* **The problem**:
In how many lines of the data does the word "this" appear? Give the number by itself.

#####

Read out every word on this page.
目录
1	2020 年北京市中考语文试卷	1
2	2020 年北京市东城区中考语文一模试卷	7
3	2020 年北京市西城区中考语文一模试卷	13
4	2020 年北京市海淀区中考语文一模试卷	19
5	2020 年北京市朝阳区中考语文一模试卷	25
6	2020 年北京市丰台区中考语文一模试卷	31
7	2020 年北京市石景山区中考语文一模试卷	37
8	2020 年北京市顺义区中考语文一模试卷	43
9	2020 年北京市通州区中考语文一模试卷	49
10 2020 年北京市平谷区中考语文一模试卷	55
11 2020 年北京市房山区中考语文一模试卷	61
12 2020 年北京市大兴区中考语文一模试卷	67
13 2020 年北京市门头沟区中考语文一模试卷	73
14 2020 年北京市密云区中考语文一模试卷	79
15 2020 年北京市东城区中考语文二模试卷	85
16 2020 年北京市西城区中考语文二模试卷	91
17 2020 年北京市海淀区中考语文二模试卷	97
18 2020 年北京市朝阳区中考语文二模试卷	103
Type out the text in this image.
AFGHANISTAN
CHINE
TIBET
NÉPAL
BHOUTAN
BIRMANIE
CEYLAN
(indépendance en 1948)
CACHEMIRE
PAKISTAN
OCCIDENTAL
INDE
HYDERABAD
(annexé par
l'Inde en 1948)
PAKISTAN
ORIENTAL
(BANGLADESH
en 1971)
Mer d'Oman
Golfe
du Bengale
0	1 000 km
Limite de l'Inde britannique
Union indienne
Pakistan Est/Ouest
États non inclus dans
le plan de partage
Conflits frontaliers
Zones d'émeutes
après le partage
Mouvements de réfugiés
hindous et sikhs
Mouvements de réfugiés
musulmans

#####

* **Answer to the task**:
2